- **Task requirements**:
Would you output the lines from the one with "Extract the structured" through the last line of the material below, exactly, but without pictures?

- **Dataset extract**:
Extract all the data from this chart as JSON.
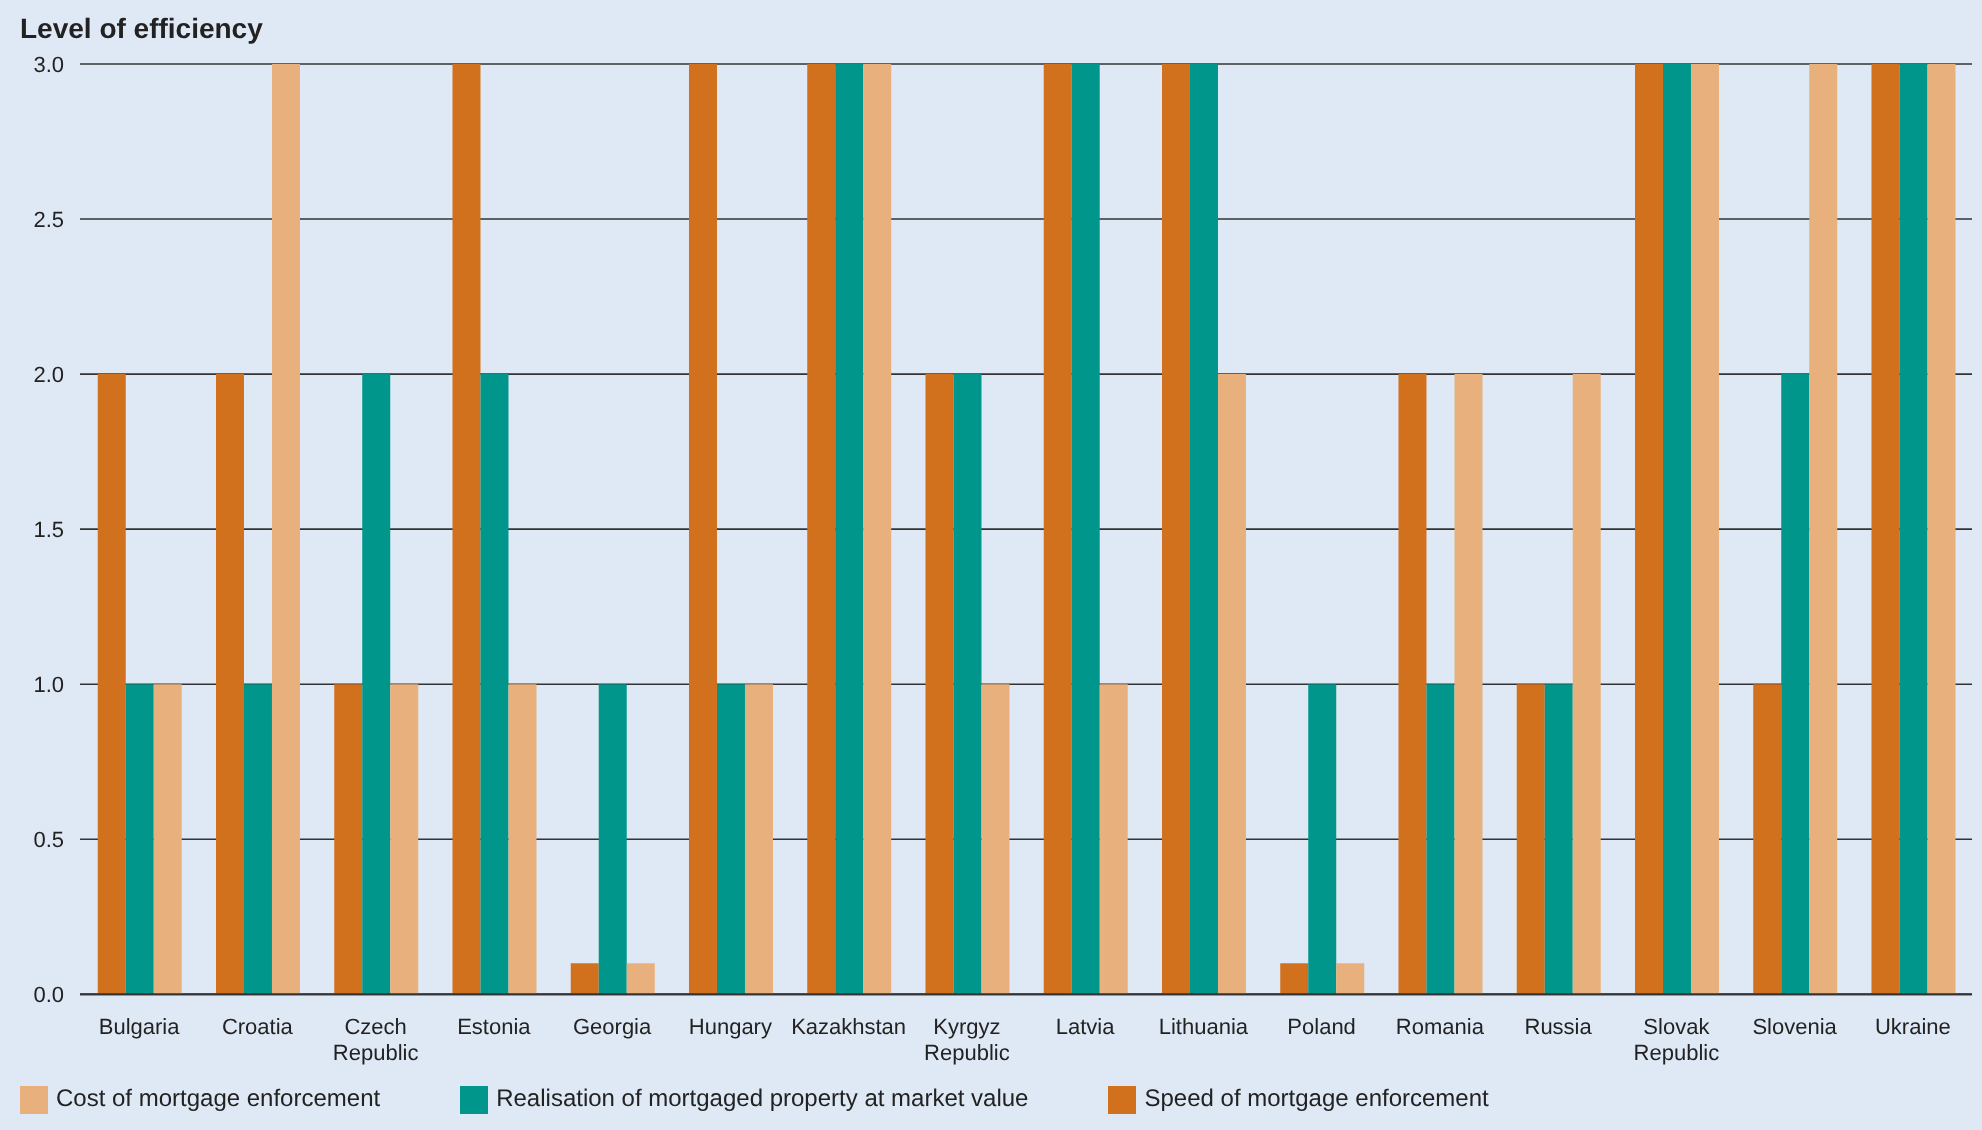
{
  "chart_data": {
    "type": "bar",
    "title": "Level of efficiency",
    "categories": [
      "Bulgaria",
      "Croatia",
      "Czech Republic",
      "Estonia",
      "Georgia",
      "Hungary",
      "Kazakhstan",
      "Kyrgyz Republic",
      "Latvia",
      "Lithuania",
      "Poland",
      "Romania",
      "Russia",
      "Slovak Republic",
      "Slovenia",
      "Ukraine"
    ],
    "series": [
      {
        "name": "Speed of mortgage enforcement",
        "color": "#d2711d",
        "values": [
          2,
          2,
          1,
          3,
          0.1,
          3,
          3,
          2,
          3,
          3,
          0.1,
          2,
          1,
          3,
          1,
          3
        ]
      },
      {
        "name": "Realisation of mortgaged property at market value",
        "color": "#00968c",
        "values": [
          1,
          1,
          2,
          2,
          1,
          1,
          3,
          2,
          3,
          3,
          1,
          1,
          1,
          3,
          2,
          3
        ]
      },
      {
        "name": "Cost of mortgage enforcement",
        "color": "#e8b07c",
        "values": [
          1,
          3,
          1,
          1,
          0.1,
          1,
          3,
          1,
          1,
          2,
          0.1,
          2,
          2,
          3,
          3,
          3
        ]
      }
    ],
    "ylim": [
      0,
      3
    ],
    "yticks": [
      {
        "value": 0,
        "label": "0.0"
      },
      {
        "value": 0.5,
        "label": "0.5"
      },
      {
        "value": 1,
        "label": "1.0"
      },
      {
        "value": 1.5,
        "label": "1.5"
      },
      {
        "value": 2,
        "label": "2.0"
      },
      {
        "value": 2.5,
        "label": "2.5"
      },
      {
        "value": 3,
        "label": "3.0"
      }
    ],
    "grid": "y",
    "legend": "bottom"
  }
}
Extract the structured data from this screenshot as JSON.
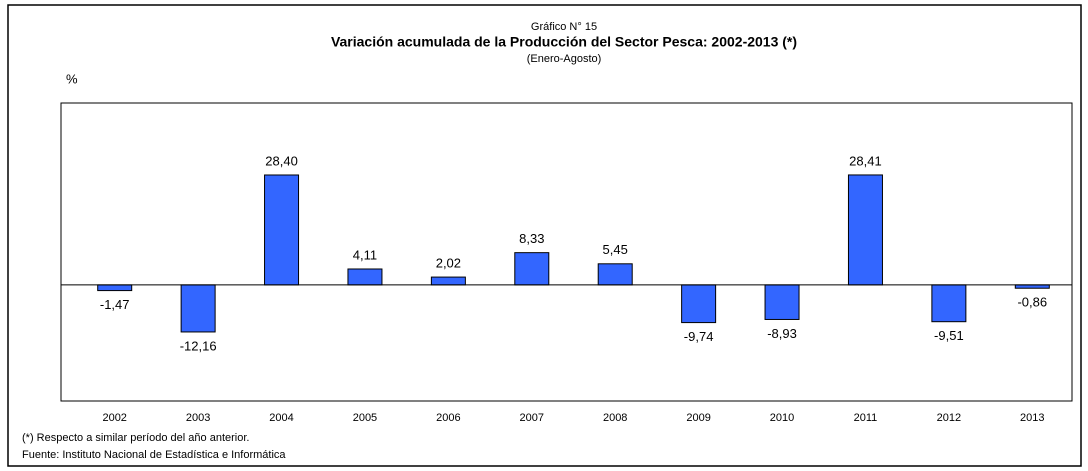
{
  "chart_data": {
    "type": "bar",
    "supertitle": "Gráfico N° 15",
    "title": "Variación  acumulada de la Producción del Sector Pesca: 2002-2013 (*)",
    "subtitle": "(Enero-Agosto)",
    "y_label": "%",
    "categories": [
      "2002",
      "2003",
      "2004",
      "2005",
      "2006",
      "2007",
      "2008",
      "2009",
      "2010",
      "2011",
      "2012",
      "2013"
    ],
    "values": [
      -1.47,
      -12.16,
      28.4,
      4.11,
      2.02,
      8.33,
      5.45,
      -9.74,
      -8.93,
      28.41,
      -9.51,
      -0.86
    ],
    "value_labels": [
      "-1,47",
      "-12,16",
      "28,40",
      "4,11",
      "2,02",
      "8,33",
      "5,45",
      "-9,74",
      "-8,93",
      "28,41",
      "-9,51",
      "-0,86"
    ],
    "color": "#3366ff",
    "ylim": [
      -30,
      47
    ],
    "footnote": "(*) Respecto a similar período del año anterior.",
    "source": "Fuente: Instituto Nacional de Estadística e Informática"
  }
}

- **Exercise result**:
Extract the structured data from this screenshot as JSON.
{
  "chart_data": {
    "type": "bar",
    "supertitle": "Gráfico N° 15",
    "title": "Variación  acumulada de la Producción del Sector Pesca: 2002-2013 (*)",
    "subtitle": "(Enero-Agosto)",
    "y_label": "%",
    "categories": [
      "2002",
      "2003",
      "2004",
      "2005",
      "2006",
      "2007",
      "2008",
      "2009",
      "2010",
      "2011",
      "2012",
      "2013"
    ],
    "values": [
      -1.47,
      -12.16,
      28.4,
      4.11,
      2.02,
      8.33,
      5.45,
      -9.74,
      -8.93,
      28.41,
      -9.51,
      -0.86
    ],
    "value_labels": [
      "-1,47",
      "-12,16",
      "28,40",
      "4,11",
      "2,02",
      "8,33",
      "5,45",
      "-9,74",
      "-8,93",
      "28,41",
      "-9,51",
      "-0,86"
    ],
    "color": "#3366ff",
    "ylim": [
      -30,
      47
    ],
    "footnote": "(*) Respecto a similar período del año anterior.",
    "source": "Fuente: Instituto Nacional de Estadística e Informática"
  }
}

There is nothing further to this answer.